#### Records to use ####

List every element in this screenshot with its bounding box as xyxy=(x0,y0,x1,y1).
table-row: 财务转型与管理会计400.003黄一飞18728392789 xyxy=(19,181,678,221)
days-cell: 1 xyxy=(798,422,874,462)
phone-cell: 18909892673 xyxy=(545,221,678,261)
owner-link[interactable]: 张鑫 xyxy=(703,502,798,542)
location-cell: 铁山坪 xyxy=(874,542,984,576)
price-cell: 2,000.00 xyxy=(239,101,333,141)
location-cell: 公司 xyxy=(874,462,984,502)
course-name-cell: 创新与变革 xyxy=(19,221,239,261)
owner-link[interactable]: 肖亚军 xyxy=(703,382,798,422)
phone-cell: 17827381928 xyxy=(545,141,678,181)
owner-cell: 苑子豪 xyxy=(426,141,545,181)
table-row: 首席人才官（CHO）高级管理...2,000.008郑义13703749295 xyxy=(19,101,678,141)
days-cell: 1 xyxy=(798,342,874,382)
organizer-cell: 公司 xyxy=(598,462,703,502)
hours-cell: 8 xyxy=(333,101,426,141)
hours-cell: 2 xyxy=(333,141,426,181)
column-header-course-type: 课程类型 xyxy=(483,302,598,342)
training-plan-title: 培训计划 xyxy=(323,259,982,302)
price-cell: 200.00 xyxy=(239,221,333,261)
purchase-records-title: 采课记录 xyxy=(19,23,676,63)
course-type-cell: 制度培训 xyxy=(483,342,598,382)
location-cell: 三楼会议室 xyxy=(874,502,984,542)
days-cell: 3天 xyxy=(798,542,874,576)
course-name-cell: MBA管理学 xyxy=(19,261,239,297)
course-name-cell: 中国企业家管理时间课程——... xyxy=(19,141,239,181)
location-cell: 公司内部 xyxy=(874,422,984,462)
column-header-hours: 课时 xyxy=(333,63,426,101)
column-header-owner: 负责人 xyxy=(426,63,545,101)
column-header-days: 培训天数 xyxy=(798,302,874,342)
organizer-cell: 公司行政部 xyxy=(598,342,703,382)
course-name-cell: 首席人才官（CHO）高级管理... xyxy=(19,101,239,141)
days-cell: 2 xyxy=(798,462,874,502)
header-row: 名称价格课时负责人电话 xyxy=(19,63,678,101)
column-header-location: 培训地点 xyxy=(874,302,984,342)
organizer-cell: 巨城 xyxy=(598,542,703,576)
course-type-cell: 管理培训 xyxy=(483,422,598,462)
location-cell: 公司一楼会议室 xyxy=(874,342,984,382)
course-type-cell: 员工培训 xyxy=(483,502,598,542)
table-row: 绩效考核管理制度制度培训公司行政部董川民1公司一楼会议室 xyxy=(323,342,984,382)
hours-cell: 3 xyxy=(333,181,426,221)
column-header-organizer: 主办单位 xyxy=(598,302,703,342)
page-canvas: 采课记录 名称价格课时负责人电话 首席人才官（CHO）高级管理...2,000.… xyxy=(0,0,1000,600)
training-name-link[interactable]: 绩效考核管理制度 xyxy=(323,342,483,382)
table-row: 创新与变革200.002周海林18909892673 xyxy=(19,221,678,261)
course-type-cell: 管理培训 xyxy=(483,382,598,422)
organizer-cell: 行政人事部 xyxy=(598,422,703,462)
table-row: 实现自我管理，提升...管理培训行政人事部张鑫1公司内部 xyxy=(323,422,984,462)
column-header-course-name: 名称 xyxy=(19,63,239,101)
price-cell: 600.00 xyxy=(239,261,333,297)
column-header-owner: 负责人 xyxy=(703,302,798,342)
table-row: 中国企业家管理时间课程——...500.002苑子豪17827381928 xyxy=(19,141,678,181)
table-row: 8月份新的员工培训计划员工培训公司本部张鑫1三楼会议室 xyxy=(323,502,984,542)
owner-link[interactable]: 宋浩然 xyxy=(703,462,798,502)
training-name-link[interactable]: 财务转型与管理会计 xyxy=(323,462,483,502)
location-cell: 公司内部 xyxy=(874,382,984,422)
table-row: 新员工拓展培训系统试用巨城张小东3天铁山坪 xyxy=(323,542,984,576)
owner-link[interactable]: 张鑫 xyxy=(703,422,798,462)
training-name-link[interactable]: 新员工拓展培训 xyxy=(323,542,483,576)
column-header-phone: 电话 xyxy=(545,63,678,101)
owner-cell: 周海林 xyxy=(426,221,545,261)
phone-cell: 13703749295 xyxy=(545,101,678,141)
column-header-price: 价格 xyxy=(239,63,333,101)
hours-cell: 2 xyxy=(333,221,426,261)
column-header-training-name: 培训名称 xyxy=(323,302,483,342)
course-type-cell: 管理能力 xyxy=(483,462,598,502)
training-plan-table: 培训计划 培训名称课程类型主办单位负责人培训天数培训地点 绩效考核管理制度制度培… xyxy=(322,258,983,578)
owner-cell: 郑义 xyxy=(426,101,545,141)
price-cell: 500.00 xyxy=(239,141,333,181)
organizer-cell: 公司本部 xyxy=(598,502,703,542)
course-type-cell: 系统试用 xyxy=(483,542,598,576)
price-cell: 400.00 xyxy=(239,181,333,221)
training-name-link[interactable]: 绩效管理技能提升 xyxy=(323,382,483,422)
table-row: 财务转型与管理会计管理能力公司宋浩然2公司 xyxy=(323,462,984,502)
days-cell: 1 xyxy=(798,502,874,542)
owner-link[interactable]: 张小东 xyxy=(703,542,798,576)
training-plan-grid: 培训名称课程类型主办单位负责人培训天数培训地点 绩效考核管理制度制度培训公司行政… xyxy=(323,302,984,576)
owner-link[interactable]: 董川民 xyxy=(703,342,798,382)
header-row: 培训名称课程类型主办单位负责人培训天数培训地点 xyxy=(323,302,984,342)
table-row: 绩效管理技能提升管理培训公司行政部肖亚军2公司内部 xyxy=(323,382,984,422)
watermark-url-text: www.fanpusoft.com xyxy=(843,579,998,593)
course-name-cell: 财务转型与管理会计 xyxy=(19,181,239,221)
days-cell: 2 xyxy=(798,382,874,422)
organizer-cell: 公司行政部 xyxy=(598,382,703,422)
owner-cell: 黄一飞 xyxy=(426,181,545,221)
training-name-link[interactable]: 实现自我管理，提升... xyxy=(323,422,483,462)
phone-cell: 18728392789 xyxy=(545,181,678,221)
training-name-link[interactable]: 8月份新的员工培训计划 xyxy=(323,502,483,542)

####

Challenge: Extract every line from the records above and reproduce each one unchanged.

Written response:
List every element in this screenshot with its bounding box as xyxy=(x0,y0,x1,y1).
table-row: 财务转型与管理会计400.003黄一飞18728392789 xyxy=(19,181,678,221)
days-cell: 1 xyxy=(798,422,874,462)
phone-cell: 18909892673 xyxy=(545,221,678,261)
owner-link[interactable]: 张鑫 xyxy=(703,502,798,542)
location-cell: 铁山坪 xyxy=(874,542,984,576)
price-cell: 2,000.00 xyxy=(239,101,333,141)
location-cell: 公司 xyxy=(874,462,984,502)
course-name-cell: 创新与变革 xyxy=(19,221,239,261)
owner-link[interactable]: 肖亚军 xyxy=(703,382,798,422)
phone-cell: 17827381928 xyxy=(545,141,678,181)
owner-cell: 苑子豪 xyxy=(426,141,545,181)
table-row: 首席人才官（CHO）高级管理...2,000.008郑义13703749295 xyxy=(19,101,678,141)
days-cell: 1 xyxy=(798,342,874,382)
organizer-cell: 公司 xyxy=(598,462,703,502)
hours-cell: 8 xyxy=(333,101,426,141)
hours-cell: 2 xyxy=(333,141,426,181)
column-header-course-type: 课程类型 xyxy=(483,302,598,342)
training-plan-title: 培训计划 xyxy=(323,259,982,302)
price-cell: 200.00 xyxy=(239,221,333,261)
purchase-records-title: 采课记录 xyxy=(19,23,676,63)
course-type-cell: 制度培训 xyxy=(483,342,598,382)
location-cell: 三楼会议室 xyxy=(874,502,984,542)
days-cell: 3天 xyxy=(798,542,874,576)
course-name-cell: MBA管理学 xyxy=(19,261,239,297)
course-name-cell: 中国企业家管理时间课程——... xyxy=(19,141,239,181)
location-cell: 公司内部 xyxy=(874,422,984,462)
column-header-hours: 课时 xyxy=(333,63,426,101)
column-header-owner: 负责人 xyxy=(426,63,545,101)
column-header-days: 培训天数 xyxy=(798,302,874,342)
organizer-cell: 公司行政部 xyxy=(598,342,703,382)
course-name-cell: 首席人才官（CHO）高级管理... xyxy=(19,101,239,141)
days-cell: 2 xyxy=(798,462,874,502)
header-row: 名称价格课时负责人电话 xyxy=(19,63,678,101)
column-header-location: 培训地点 xyxy=(874,302,984,342)
organizer-cell: 巨城 xyxy=(598,542,703,576)
course-type-cell: 管理培训 xyxy=(483,422,598,462)
location-cell: 公司一楼会议室 xyxy=(874,342,984,382)
course-type-cell: 员工培训 xyxy=(483,502,598,542)
table-row: 绩效考核管理制度制度培训公司行政部董川民1公司一楼会议室 xyxy=(323,342,984,382)
hours-cell: 3 xyxy=(333,181,426,221)
column-header-organizer: 主办单位 xyxy=(598,302,703,342)
page-canvas: 采课记录 名称价格课时负责人电话 首席人才官（CHO）高级管理...2,000.… xyxy=(0,0,1000,600)
training-name-link[interactable]: 绩效考核管理制度 xyxy=(323,342,483,382)
table-row: 创新与变革200.002周海林18909892673 xyxy=(19,221,678,261)
course-type-cell: 管理培训 xyxy=(483,382,598,422)
organizer-cell: 行政人事部 xyxy=(598,422,703,462)
table-row: 实现自我管理，提升...管理培训行政人事部张鑫1公司内部 xyxy=(323,422,984,462)
column-header-course-name: 名称 xyxy=(19,63,239,101)
price-cell: 600.00 xyxy=(239,261,333,297)
column-header-owner: 负责人 xyxy=(703,302,798,342)
table-row: 中国企业家管理时间课程——...500.002苑子豪17827381928 xyxy=(19,141,678,181)
table-row: 8月份新的员工培训计划员工培训公司本部张鑫1三楼会议室 xyxy=(323,502,984,542)
owner-link[interactable]: 宋浩然 xyxy=(703,462,798,502)
training-name-link[interactable]: 财务转型与管理会计 xyxy=(323,462,483,502)
location-cell: 公司内部 xyxy=(874,382,984,422)
table-row: 新员工拓展培训系统试用巨城张小东3天铁山坪 xyxy=(323,542,984,576)
owner-link[interactable]: 张鑫 xyxy=(703,422,798,462)
training-name-link[interactable]: 新员工拓展培训 xyxy=(323,542,483,576)
column-header-phone: 电话 xyxy=(545,63,678,101)
owner-cell: 周海林 xyxy=(426,221,545,261)
phone-cell: 13703749295 xyxy=(545,101,678,141)
column-header-price: 价格 xyxy=(239,63,333,101)
hours-cell: 2 xyxy=(333,221,426,261)
column-header-training-name: 培训名称 xyxy=(323,302,483,342)
course-type-cell: 管理能力 xyxy=(483,462,598,502)
training-plan-table: 培训计划 培训名称课程类型主办单位负责人培训天数培训地点 绩效考核管理制度制度培… xyxy=(322,258,983,578)
owner-cell: 郑义 xyxy=(426,101,545,141)
price-cell: 500.00 xyxy=(239,141,333,181)
organizer-cell: 公司本部 xyxy=(598,502,703,542)
course-type-cell: 系统试用 xyxy=(483,542,598,576)
price-cell: 400.00 xyxy=(239,181,333,221)
training-name-link[interactable]: 绩效管理技能提升 xyxy=(323,382,483,422)
table-row: 财务转型与管理会计管理能力公司宋浩然2公司 xyxy=(323,462,984,502)
days-cell: 1 xyxy=(798,502,874,542)
owner-link[interactable]: 张小东 xyxy=(703,542,798,576)
training-plan-grid: 培训名称课程类型主办单位负责人培训天数培训地点 绩效考核管理制度制度培训公司行政… xyxy=(323,302,984,576)
owner-link[interactable]: 董川民 xyxy=(703,342,798,382)
header-row: 培训名称课程类型主办单位负责人培训天数培训地点 xyxy=(323,302,984,342)
table-row: 绩效管理技能提升管理培训公司行政部肖亚军2公司内部 xyxy=(323,382,984,422)
watermark-url-text: www.fanpusoft.com xyxy=(843,579,998,593)
course-name-cell: 财务转型与管理会计 xyxy=(19,181,239,221)
days-cell: 2 xyxy=(798,382,874,422)
organizer-cell: 公司行政部 xyxy=(598,382,703,422)
owner-cell: 黄一飞 xyxy=(426,181,545,221)
training-name-link[interactable]: 实现自我管理，提升... xyxy=(323,422,483,462)
phone-cell: 18728392789 xyxy=(545,181,678,221)
training-name-link[interactable]: 8月份新的员工培训计划 xyxy=(323,502,483,542)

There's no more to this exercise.